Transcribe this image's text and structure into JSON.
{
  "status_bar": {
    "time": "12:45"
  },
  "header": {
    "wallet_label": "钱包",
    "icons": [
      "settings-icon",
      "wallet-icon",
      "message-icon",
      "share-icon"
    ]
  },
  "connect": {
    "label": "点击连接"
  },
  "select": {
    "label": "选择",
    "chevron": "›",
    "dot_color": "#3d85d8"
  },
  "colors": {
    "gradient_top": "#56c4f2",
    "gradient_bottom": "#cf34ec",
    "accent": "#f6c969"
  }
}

*WRITTEN PROBLEM*:
Produce an exact copy of all the records.

*ANSWER TO THIS TASK*:
Transcribe this image's text and structure into JSON.
{
  "status_bar": {
    "time": "12:45"
  },
  "header": {
    "wallet_label": "钱包",
    "icons": [
      "settings-icon",
      "wallet-icon",
      "message-icon",
      "share-icon"
    ]
  },
  "connect": {
    "label": "点击连接"
  },
  "select": {
    "label": "选择",
    "chevron": "›",
    "dot_color": "#3d85d8"
  },
  "colors": {
    "gradient_top": "#56c4f2",
    "gradient_bottom": "#cf34ec",
    "accent": "#f6c969"
  }
}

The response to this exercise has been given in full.